-- start Supplied data --
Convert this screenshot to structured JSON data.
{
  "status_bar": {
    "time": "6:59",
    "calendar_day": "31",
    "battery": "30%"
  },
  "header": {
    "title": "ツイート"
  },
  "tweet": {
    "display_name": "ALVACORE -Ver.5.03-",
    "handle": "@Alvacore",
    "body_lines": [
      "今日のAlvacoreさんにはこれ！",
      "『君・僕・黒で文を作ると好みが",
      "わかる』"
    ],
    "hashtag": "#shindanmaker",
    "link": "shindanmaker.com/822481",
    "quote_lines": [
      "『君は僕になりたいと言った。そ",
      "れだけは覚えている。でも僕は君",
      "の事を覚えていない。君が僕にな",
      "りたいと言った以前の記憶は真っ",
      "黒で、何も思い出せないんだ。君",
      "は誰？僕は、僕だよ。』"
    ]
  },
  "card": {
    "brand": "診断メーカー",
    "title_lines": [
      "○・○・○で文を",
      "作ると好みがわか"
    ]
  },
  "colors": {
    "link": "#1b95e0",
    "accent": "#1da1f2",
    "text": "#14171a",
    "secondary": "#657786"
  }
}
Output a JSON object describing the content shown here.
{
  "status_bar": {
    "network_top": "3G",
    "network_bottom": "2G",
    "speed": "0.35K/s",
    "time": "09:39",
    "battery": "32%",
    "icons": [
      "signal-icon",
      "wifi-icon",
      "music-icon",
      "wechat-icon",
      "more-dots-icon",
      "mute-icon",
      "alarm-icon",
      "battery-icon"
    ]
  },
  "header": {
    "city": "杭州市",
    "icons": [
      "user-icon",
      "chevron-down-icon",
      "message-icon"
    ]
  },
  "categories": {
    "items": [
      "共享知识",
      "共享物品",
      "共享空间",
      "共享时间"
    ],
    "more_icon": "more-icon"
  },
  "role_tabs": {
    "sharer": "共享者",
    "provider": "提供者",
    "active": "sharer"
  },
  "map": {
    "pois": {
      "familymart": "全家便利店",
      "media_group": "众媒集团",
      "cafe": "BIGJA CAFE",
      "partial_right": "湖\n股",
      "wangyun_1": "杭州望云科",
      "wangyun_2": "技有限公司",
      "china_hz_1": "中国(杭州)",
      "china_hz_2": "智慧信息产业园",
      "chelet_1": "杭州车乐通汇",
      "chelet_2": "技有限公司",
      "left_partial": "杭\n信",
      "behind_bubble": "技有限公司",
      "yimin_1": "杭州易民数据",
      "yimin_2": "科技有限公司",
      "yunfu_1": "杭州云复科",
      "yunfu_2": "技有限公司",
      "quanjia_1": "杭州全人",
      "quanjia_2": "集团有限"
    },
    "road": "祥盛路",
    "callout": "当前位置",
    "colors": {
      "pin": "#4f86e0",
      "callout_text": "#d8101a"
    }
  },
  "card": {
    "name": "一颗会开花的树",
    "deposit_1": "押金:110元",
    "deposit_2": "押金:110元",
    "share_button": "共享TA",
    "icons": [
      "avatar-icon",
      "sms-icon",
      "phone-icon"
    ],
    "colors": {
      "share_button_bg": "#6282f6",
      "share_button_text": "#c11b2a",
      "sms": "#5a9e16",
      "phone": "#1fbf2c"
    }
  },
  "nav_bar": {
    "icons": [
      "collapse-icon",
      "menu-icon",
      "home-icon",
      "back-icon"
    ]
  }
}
-- end Supplied data --
**Task description:** Set down the entries verbatim, leaving none out.

**Reply to the exercise:**
Convert this screenshot to structured JSON data.
{
  "status_bar": {
    "time": "6:59",
    "calendar_day": "31",
    "battery": "30%"
  },
  "header": {
    "title": "ツイート"
  },
  "tweet": {
    "display_name": "ALVACORE -Ver.5.03-",
    "handle": "@Alvacore",
    "body_lines": [
      "今日のAlvacoreさんにはこれ！",
      "『君・僕・黒で文を作ると好みが",
      "わかる』"
    ],
    "hashtag": "#shindanmaker",
    "link": "shindanmaker.com/822481",
    "quote_lines": [
      "『君は僕になりたいと言った。そ",
      "れだけは覚えている。でも僕は君",
      "の事を覚えていない。君が僕にな",
      "りたいと言った以前の記憶は真っ",
      "黒で、何も思い出せないんだ。君",
      "は誰？僕は、僕だよ。』"
    ]
  },
  "card": {
    "brand": "診断メーカー",
    "title_lines": [
      "○・○・○で文を",
      "作ると好みがわか"
    ]
  },
  "colors": {
    "link": "#1b95e0",
    "accent": "#1da1f2",
    "text": "#14171a",
    "secondary": "#657786"
  }
}
Output a JSON object describing the content shown here.
{
  "status_bar": {
    "network_top": "3G",
    "network_bottom": "2G",
    "speed": "0.35K/s",
    "time": "09:39",
    "battery": "32%",
    "icons": [
      "signal-icon",
      "wifi-icon",
      "music-icon",
      "wechat-icon",
      "more-dots-icon",
      "mute-icon",
      "alarm-icon",
      "battery-icon"
    ]
  },
  "header": {
    "city": "杭州市",
    "icons": [
      "user-icon",
      "chevron-down-icon",
      "message-icon"
    ]
  },
  "categories": {
    "items": [
      "共享知识",
      "共享物品",
      "共享空间",
      "共享时间"
    ],
    "more_icon": "more-icon"
  },
  "role_tabs": {
    "sharer": "共享者",
    "provider": "提供者",
    "active": "sharer"
  },
  "map": {
    "pois": {
      "familymart": "全家便利店",
      "media_group": "众媒集团",
      "cafe": "BIGJA CAFE",
      "partial_right": "湖\n股",
      "wangyun_1": "杭州望云科",
      "wangyun_2": "技有限公司",
      "china_hz_1": "中国(杭州)",
      "china_hz_2": "智慧信息产业园",
      "chelet_1": "杭州车乐通汇",
      "chelet_2": "技有限公司",
      "left_partial": "杭\n信",
      "behind_bubble": "技有限公司",
      "yimin_1": "杭州易民数据",
      "yimin_2": "科技有限公司",
      "yunfu_1": "杭州云复科",
      "yunfu_2": "技有限公司",
      "quanjia_1": "杭州全人",
      "quanjia_2": "集团有限"
    },
    "road": "祥盛路",
    "callout": "当前位置",
    "colors": {
      "pin": "#4f86e0",
      "callout_text": "#d8101a"
    }
  },
  "card": {
    "name": "一颗会开花的树",
    "deposit_1": "押金:110元",
    "deposit_2": "押金:110元",
    "share_button": "共享TA",
    "icons": [
      "avatar-icon",
      "sms-icon",
      "phone-icon"
    ],
    "colors": {
      "share_button_bg": "#6282f6",
      "share_button_text": "#c11b2a",
      "sms": "#5a9e16",
      "phone": "#1fbf2c"
    }
  },
  "nav_bar": {
    "icons": [
      "collapse-icon",
      "menu-icon",
      "home-icon",
      "back-icon"
    ]
  }
}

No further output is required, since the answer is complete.